**STATED GOAL**
Pick out each line of the records that includes the string "Here", and copy it.

Stored data:
◆ ◆ ◆ ◆

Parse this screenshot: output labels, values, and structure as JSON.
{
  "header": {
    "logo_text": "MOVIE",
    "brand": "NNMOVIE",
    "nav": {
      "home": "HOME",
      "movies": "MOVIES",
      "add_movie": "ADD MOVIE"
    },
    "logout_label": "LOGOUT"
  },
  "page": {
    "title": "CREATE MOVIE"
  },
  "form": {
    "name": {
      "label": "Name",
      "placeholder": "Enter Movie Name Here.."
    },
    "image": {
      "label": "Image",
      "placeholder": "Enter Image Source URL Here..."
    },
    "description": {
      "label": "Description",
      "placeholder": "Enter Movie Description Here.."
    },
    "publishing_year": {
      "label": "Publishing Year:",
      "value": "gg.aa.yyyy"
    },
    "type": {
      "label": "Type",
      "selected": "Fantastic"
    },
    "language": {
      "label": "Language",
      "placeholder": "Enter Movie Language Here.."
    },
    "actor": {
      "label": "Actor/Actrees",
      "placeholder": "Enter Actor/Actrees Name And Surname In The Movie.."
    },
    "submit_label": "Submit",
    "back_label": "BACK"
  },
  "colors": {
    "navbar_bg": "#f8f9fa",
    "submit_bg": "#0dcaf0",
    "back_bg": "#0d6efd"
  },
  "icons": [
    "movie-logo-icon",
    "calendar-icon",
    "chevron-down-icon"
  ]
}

◆ ◆ ◆ ◆

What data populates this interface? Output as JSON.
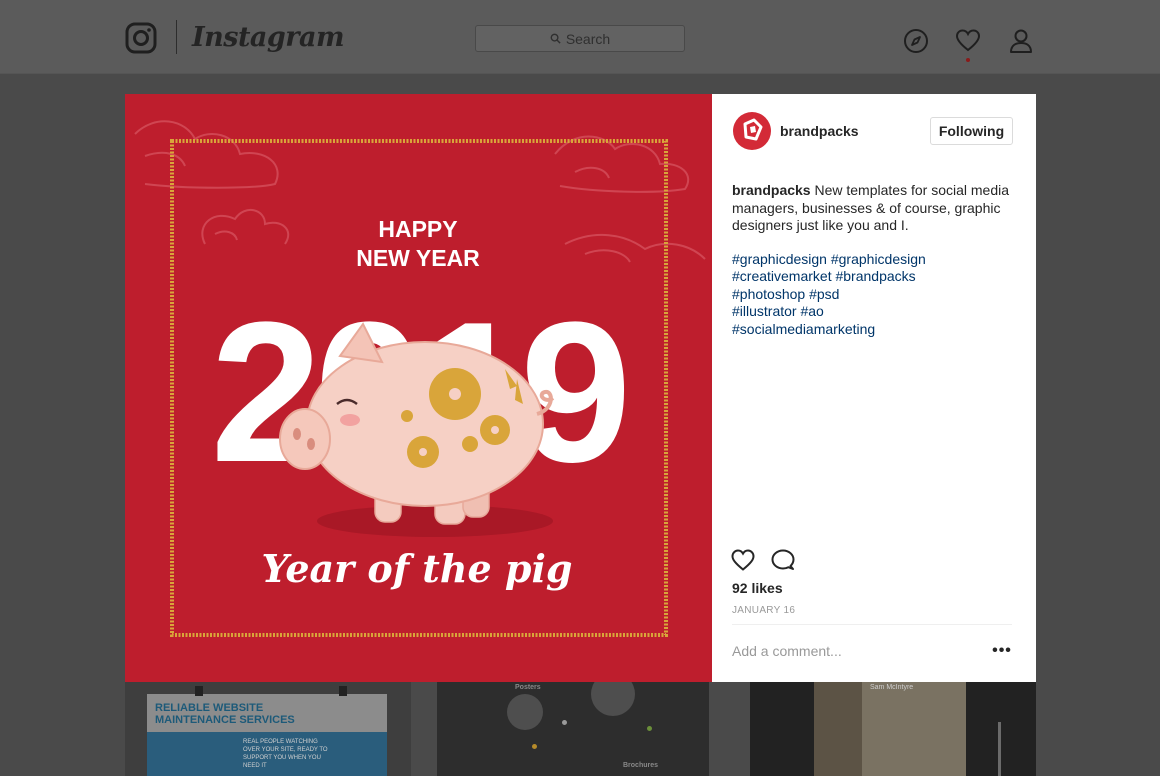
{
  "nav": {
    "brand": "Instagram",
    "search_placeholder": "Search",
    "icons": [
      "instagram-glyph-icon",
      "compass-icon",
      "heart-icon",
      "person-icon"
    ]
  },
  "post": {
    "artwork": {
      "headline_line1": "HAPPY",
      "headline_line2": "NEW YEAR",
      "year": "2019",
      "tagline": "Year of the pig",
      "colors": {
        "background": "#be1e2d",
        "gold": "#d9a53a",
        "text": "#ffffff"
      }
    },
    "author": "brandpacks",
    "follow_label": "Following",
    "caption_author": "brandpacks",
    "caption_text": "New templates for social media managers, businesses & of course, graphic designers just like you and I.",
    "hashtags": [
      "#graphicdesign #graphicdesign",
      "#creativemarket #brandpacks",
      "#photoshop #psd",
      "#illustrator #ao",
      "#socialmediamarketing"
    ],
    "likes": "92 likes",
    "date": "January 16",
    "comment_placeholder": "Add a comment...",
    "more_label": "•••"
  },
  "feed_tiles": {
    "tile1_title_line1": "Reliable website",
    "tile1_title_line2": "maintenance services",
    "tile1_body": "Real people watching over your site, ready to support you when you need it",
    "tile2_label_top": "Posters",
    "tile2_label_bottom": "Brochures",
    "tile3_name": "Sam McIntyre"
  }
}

◆ ◆ ◆ ◆

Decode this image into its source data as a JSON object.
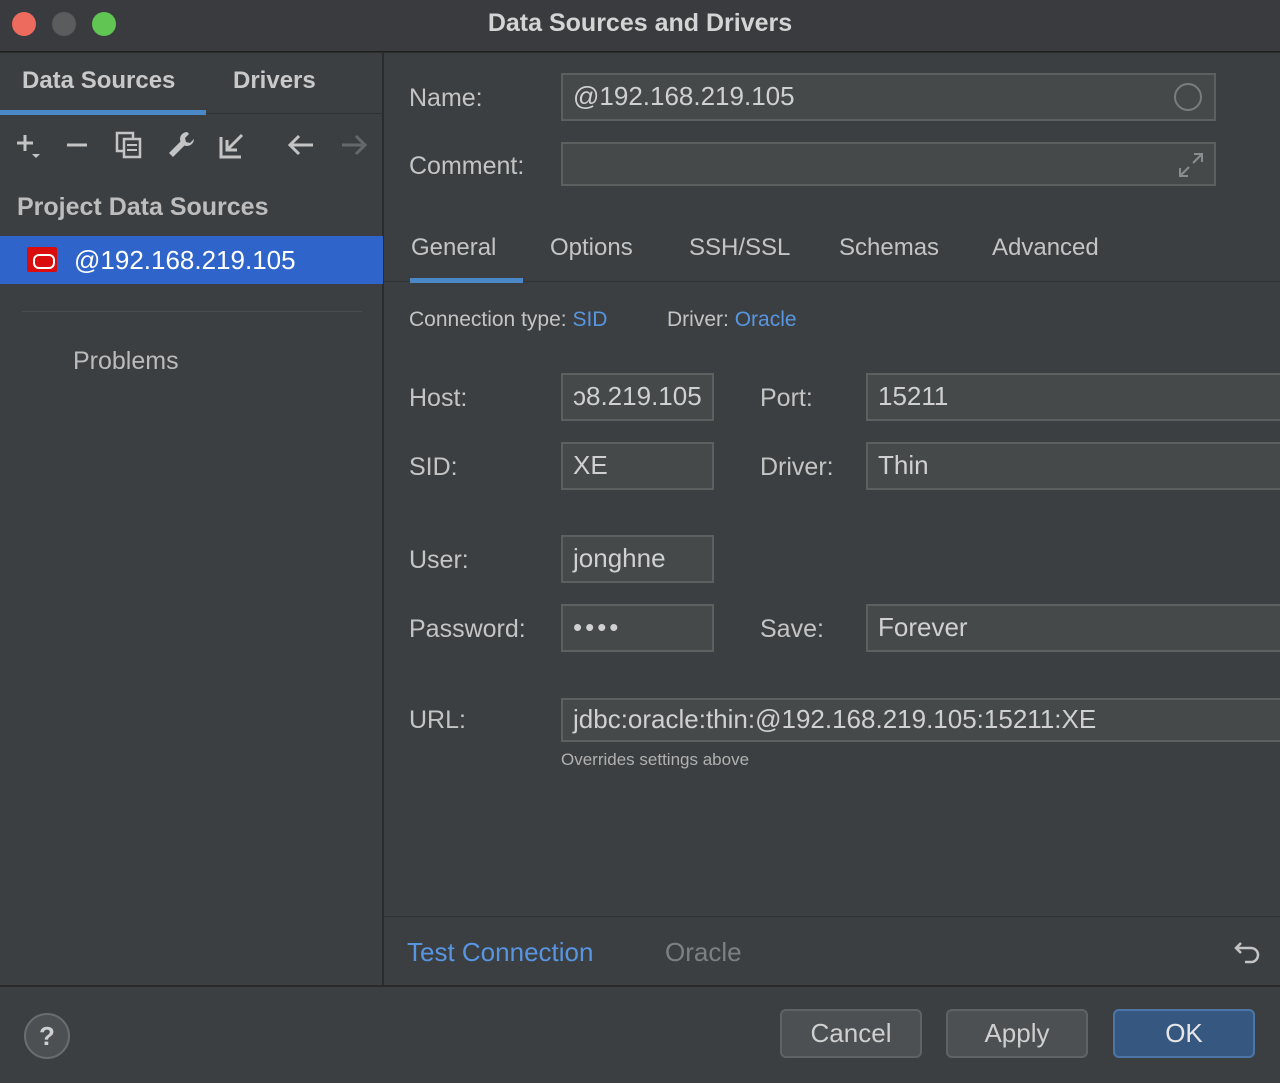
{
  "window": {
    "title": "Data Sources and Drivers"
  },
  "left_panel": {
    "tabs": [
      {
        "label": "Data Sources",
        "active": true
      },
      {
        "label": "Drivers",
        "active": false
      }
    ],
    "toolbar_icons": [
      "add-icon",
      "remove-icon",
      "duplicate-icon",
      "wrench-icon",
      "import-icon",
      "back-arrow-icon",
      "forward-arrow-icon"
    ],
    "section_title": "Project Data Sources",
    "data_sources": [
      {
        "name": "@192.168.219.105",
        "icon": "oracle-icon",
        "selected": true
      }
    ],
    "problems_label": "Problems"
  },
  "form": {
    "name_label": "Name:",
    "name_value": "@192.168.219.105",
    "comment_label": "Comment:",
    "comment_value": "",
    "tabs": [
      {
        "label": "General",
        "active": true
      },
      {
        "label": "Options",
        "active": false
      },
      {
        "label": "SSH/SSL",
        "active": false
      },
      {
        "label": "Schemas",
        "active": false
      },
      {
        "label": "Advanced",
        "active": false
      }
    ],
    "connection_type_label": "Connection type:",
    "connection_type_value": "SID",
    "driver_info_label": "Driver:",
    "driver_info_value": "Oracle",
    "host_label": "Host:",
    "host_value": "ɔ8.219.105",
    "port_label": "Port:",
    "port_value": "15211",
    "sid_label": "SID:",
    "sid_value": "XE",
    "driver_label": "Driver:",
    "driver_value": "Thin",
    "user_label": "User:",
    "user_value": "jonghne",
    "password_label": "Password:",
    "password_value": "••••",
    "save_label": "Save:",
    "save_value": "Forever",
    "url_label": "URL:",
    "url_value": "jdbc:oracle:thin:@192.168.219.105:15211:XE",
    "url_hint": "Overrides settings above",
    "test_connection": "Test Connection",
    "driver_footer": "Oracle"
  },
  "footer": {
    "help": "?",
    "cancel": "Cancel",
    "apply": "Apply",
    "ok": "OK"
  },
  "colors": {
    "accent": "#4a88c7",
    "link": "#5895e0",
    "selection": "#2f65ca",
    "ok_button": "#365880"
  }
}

◆ ◆ ◆ ◆

**EXPECTED ANSWER**
      "placeholder": "Enter Movie Name Here.."
      "placeholder": "Enter Image Source URL Here..."
      "placeholder": "Enter Movie Description Here.."
      "placeholder": "Enter Movie Language Here.."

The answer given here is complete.